● **Aim of the exercise**: Below are some records. Pull every line that contains the word "Indép".

● **Provided material**:
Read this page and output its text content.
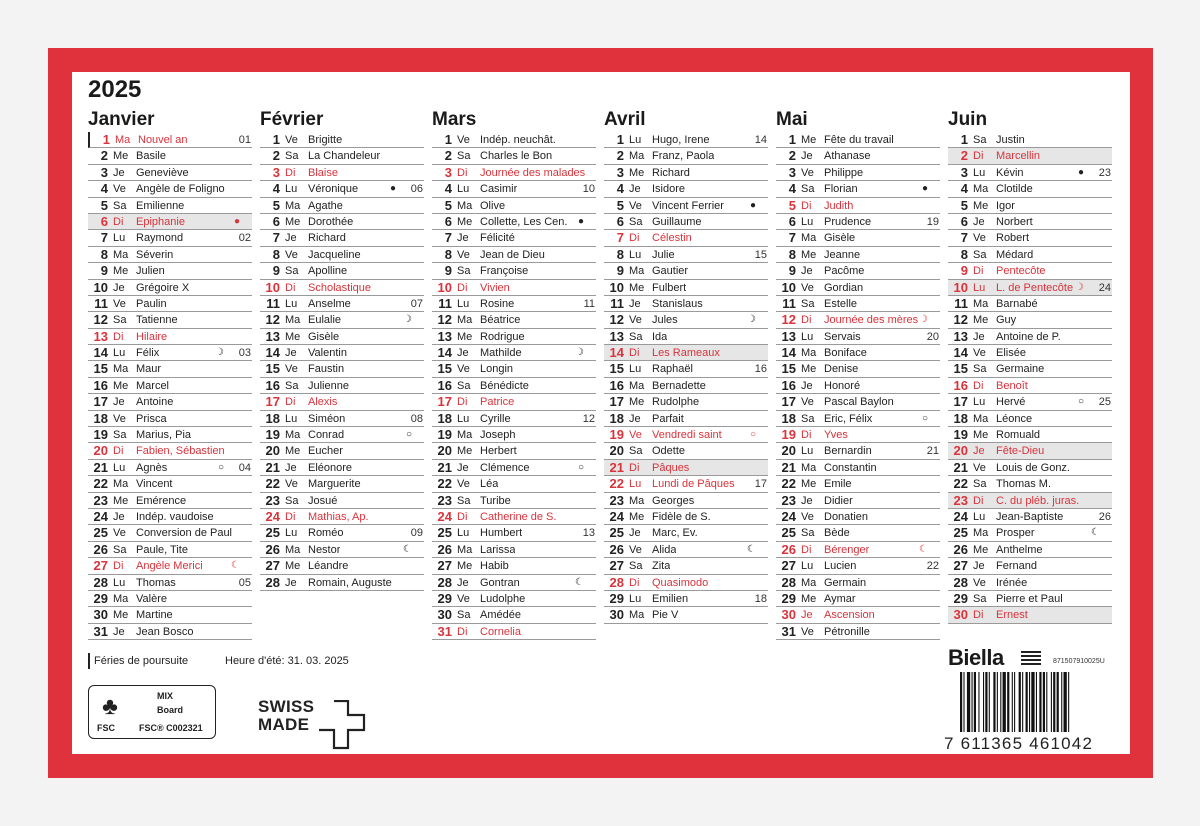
2025
Janvier
1 Ma Nouvel an	01
2 Me Basile
3 Je Geneviève
4 Ve Angèle de Foligno
5 Sa Emilienne
6 Di Epiphanie	●
7 Lu Raymond	02
8 Ma Séverin
9 Me Julien
10 Je Grégoire X
11 Ve Paulin
12 Sa Tatienne
13 Di Hilaire
14 Lu Félix	☽ 03
15 Ma Maur
16 Me Marcel
17 Je Antoine
18 Ve Prisca
19 Sa Marius, Pia
20 Di Fabien, Sébastien
21 Lu Agnès	○ 04
22 Ma Vincent
23 Me Emérence
24 Je Indép. vaudoise
25 Ve Conversion de Paul
26 Sa Paule, Tite
27 Di Angèle Merici	☾
28 Lu Thomas	05
29 Ma Valère
30 Me Martine
31 Je Jean Bosco
Février
1 Ve Brigitte
2 Sa La Chandeleur
3 Di Blaise
4 Lu Véronique	● 06
5 Ma Agathe
6 Me Dorothée
7 Je Richard
8 Ve Jacqueline
9 Sa Apolline
10 Di Scholastique
11 Lu Anselme	07
12 Ma Eulalie	☽
13 Me Gisèle
14 Je Valentin
15 Ve Faustin
16 Sa Julienne
17 Di Alexis
18 Lu Siméon	08
19 Ma Conrad	○
20 Me Eucher
21 Je Eléonore
22 Ve Marguerite
23 Sa Josué
24 Di Mathias, Ap.
25 Lu Roméo	09
26 Ma Nestor	☾
27 Me Léandre
28 Je Romain, Auguste
Mars
1 Ve Indép. neuchât.
2 Sa Charles le Bon
3 Di Journée des malades
4 Lu Casimir	10
5 Ma Olive
6 Me Collette, Les Cen. ●
7 Je Félicité
8 Ve Jean de Dieu
9 Sa Françoise
10 Di Vivien
11 Lu Rosine	11
12 Ma Béatrice
13 Me Rodrigue
14 Je Mathilde	☽
15 Ve Longin
16 Sa Bénédicte
17 Di Patrice
18 Lu Cyrille	12
19 Ma Joseph
20 Me Herbert
21 Je Clémence	○
22 Ve Léa
23 Sa Turibe
24 Di Catherine de S.
25 Lu Humbert	13
26 Ma Larissa
27 Me Habib
28 Je Gontran	☾
29 Ve Ludolphe
30 Sa Amédée
31 Di Cornelia
Avril
1 Lu Hugo, Irene	14
2 Ma Franz, Paola
3 Me Richard
4 Je Isidore
5 Ve Vincent Ferrier	●
6 Sa Guillaume
7 Di Célestin
8 Lu Julie	15
9 Ma Gautier
10 Me Fulbert
11 Je Stanislaus
12 Ve Jules	☽
13 Sa Ida
14 Di Les Rameaux
15 Lu Raphaël	16
16 Ma Bernadette
17 Me Rudolphe
18 Je Parfait
19 Ve Vendredi saint	○
20 Sa Odette
21 Di Pâques
22 Lu Lundi de Pâques 17
23 Ma Georges
24 Me Fidèle de S.
25 Je Marc, Ev.
26 Ve Alida	☾
27 Sa Zita
28 Di Quasimodo
29 Lu Emilien	18
30 Ma Pie V
Mai
1 Me Fête du travail
2 Je Athanase
3 Ve Philippe
4 Sa Florian	●
5 Di Judith
6 Lu Prudence	19
7 Ma Gisèle
8 Me Jeanne
9 Je Pacôme
10 Ve Gordian
11 Sa Estelle
12 Di Journée des mères ☽
13 Lu Servais	20
14 Ma Boniface
15 Me Denise
16 Je Honoré
17 Ve Pascal Baylon
18 Sa Eric, Félix	○
19 Di Yves
20 Lu Bernardin	21
21 Ma Constantin
22 Me Emile
23 Je Didier
24 Ve Donatien
25 Sa Bède
26 Di Bérenger	☾
27 Lu Lucien	22
28 Ma Germain
29 Me Aymar
30 Je Ascension
31 Ve Pétronille
Juin
1 Sa Justin
2 Di Marcellin
3 Lu Kévin	● 23
4 Ma Clotilde
5 Me Igor
6 Je Norbert
7 Ve Robert
8 Sa Médard
9 Di Pentecôte
10 Lu L. de Pentecôte ☽ 24
11 Ma Barnabé
12 Me Guy
13 Je Antoine de P.
14 Ve Elisée
15 Sa Germaine
16 Di Benoît
17 Lu Hervé	○ 25
18 Ma Léonce
19 Me Romuald
20 Je Fête-Dieu
21 Ve Louis de Gonz.
22 Sa Thomas M.
23 Di C. du pléb. juras.
24 Lu Jean-Baptiste	26
25 Ma Prosper	☾
26 Me Anthelme
27 Je Fernand
28 Ve Irénée
29 Sa Pierre et Paul
30 Di Ernest
Féries de poursuite	Heure d'été: 31. 03. 2025
♣	MIX
Board
FSC	FSC® C002321
SWISS
MADE
Biella	8715079100​25U
7 611365 461042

● **Result for this exercise**:
24 Je Indép. vaudoise
1 Ve Indép. neuchât.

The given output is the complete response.